===== MATERIAL PROVIDED =====
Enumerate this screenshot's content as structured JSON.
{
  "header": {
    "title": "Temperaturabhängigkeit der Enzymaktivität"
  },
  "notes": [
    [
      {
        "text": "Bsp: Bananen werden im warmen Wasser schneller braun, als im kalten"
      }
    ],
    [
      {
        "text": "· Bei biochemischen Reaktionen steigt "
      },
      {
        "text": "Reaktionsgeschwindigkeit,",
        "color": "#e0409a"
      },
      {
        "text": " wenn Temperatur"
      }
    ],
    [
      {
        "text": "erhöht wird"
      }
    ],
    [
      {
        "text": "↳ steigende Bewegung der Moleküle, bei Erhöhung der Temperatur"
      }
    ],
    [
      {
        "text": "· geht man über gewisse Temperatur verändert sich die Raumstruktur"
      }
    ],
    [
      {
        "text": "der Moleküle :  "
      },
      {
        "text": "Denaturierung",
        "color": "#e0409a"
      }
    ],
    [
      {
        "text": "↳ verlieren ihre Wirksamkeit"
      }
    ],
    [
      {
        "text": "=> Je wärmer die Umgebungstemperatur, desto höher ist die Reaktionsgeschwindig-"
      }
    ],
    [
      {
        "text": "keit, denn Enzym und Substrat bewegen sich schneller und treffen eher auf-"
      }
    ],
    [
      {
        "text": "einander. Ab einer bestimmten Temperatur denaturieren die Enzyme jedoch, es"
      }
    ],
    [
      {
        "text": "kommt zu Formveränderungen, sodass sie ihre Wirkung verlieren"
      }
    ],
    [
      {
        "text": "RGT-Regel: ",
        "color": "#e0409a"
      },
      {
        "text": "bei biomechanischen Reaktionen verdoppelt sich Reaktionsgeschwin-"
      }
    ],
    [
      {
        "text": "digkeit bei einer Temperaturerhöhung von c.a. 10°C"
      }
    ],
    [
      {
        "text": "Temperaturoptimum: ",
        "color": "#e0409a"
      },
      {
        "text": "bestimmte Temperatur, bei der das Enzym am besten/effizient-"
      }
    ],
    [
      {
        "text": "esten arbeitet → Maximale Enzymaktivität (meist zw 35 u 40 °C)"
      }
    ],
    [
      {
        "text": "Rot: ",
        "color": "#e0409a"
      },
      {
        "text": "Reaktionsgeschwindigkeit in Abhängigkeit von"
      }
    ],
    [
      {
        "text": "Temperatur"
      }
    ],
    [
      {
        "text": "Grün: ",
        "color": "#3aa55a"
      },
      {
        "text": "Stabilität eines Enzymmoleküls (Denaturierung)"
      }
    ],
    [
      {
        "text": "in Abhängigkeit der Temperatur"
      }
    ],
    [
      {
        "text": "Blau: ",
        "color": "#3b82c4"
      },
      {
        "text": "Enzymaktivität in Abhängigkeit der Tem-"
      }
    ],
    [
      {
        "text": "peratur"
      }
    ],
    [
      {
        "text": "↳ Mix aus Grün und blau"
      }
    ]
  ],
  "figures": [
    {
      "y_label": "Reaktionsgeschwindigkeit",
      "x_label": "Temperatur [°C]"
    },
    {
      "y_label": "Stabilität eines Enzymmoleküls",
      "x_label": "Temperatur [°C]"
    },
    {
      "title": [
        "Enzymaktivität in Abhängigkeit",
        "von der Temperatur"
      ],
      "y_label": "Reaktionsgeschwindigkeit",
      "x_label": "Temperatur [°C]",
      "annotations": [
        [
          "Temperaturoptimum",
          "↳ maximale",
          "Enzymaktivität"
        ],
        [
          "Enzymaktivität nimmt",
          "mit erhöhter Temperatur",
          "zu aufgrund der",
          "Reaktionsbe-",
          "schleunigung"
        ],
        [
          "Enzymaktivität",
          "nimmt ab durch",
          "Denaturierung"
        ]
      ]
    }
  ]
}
=====
_INSTRUCTIONS FOR THE TASK_: Taking the entries above, please repeat each one exactly.

_ANSWER TO THE EXERCISE_:
Enumerate this screenshot's content as structured JSON.
{
  "header": {
    "title": "Temperaturabhängigkeit der Enzymaktivität"
  },
  "notes": [
    [
      {
        "text": "Bsp: Bananen werden im warmen Wasser schneller braun, als im kalten"
      }
    ],
    [
      {
        "text": "· Bei biochemischen Reaktionen steigt "
      },
      {
        "text": "Reaktionsgeschwindigkeit,",
        "color": "#e0409a"
      },
      {
        "text": " wenn Temperatur"
      }
    ],
    [
      {
        "text": "erhöht wird"
      }
    ],
    [
      {
        "text": "↳ steigende Bewegung der Moleküle, bei Erhöhung der Temperatur"
      }
    ],
    [
      {
        "text": "· geht man über gewisse Temperatur verändert sich die Raumstruktur"
      }
    ],
    [
      {
        "text": "der Moleküle :  "
      },
      {
        "text": "Denaturierung",
        "color": "#e0409a"
      }
    ],
    [
      {
        "text": "↳ verlieren ihre Wirksamkeit"
      }
    ],
    [
      {
        "text": "=> Je wärmer die Umgebungstemperatur, desto höher ist die Reaktionsgeschwindig-"
      }
    ],
    [
      {
        "text": "keit, denn Enzym und Substrat bewegen sich schneller und treffen eher auf-"
      }
    ],
    [
      {
        "text": "einander. Ab einer bestimmten Temperatur denaturieren die Enzyme jedoch, es"
      }
    ],
    [
      {
        "text": "kommt zu Formveränderungen, sodass sie ihre Wirkung verlieren"
      }
    ],
    [
      {
        "text": "RGT-Regel: ",
        "color": "#e0409a"
      },
      {
        "text": "bei biomechanischen Reaktionen verdoppelt sich Reaktionsgeschwin-"
      }
    ],
    [
      {
        "text": "digkeit bei einer Temperaturerhöhung von c.a. 10°C"
      }
    ],
    [
      {
        "text": "Temperaturoptimum: ",
        "color": "#e0409a"
      },
      {
        "text": "bestimmte Temperatur, bei der das Enzym am besten/effizient-"
      }
    ],
    [
      {
        "text": "esten arbeitet → Maximale Enzymaktivität (meist zw 35 u 40 °C)"
      }
    ],
    [
      {
        "text": "Rot: ",
        "color": "#e0409a"
      },
      {
        "text": "Reaktionsgeschwindigkeit in Abhängigkeit von"
      }
    ],
    [
      {
        "text": "Temperatur"
      }
    ],
    [
      {
        "text": "Grün: ",
        "color": "#3aa55a"
      },
      {
        "text": "Stabilität eines Enzymmoleküls (Denaturierung)"
      }
    ],
    [
      {
        "text": "in Abhängigkeit der Temperatur"
      }
    ],
    [
      {
        "text": "Blau: ",
        "color": "#3b82c4"
      },
      {
        "text": "Enzymaktivität in Abhängigkeit der Tem-"
      }
    ],
    [
      {
        "text": "peratur"
      }
    ],
    [
      {
        "text": "↳ Mix aus Grün und blau"
      }
    ]
  ],
  "figures": [
    {
      "y_label": "Reaktionsgeschwindigkeit",
      "x_label": "Temperatur [°C]"
    },
    {
      "y_label": "Stabilität eines Enzymmoleküls",
      "x_label": "Temperatur [°C]"
    },
    {
      "title": [
        "Enzymaktivität in Abhängigkeit",
        "von der Temperatur"
      ],
      "y_label": "Reaktionsgeschwindigkeit",
      "x_label": "Temperatur [°C]",
      "annotations": [
        [
          "Temperaturoptimum",
          "↳ maximale",
          "Enzymaktivität"
        ],
        [
          "Enzymaktivität nimmt",
          "mit erhöhter Temperatur",
          "zu aufgrund der",
          "Reaktionsbe-",
          "schleunigung"
        ],
        [
          "Enzymaktivität",
          "nimmt ab durch",
          "Denaturierung"
        ]
      ]
    }
  ]
}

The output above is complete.